**Instructions to follow:** From the material below, list every line containing "this".

**Dataset entries:**
§

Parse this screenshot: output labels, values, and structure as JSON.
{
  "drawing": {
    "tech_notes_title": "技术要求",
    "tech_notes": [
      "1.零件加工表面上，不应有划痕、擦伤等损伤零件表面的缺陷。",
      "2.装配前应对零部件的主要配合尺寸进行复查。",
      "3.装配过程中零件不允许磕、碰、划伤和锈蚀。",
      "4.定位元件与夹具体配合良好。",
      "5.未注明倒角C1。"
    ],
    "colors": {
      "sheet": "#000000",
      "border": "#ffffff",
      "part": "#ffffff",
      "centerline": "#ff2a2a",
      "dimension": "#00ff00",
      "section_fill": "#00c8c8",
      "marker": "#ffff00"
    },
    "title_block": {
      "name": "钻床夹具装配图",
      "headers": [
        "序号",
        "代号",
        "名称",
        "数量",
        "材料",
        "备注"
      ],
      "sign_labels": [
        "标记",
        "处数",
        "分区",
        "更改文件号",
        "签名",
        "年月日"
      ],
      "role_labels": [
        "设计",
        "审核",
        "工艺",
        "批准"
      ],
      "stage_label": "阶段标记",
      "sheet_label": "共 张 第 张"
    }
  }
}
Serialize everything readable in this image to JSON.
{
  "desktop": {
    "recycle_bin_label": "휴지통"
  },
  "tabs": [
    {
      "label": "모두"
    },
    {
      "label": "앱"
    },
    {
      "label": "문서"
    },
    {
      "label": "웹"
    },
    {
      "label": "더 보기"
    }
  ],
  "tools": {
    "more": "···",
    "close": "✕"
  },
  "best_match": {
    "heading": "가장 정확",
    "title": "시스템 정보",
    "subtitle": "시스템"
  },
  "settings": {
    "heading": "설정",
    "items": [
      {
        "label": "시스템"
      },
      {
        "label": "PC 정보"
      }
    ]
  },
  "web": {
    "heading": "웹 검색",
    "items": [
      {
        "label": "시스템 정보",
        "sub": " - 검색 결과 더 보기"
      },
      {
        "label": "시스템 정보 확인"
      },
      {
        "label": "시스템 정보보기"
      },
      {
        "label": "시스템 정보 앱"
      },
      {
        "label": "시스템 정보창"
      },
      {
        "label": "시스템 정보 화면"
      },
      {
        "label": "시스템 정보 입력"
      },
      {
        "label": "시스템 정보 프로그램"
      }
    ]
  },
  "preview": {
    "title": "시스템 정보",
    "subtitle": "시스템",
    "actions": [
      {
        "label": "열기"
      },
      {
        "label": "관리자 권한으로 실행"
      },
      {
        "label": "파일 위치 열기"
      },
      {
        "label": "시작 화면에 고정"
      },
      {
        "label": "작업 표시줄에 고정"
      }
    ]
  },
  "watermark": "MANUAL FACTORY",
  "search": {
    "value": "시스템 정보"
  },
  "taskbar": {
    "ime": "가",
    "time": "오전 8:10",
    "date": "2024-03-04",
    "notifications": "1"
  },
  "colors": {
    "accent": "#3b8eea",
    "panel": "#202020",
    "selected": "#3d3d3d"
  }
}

§

**In response:**
Parse this screenshot: output labels, values, and structure as JSON.
Serialize everything readable in this image to JSON.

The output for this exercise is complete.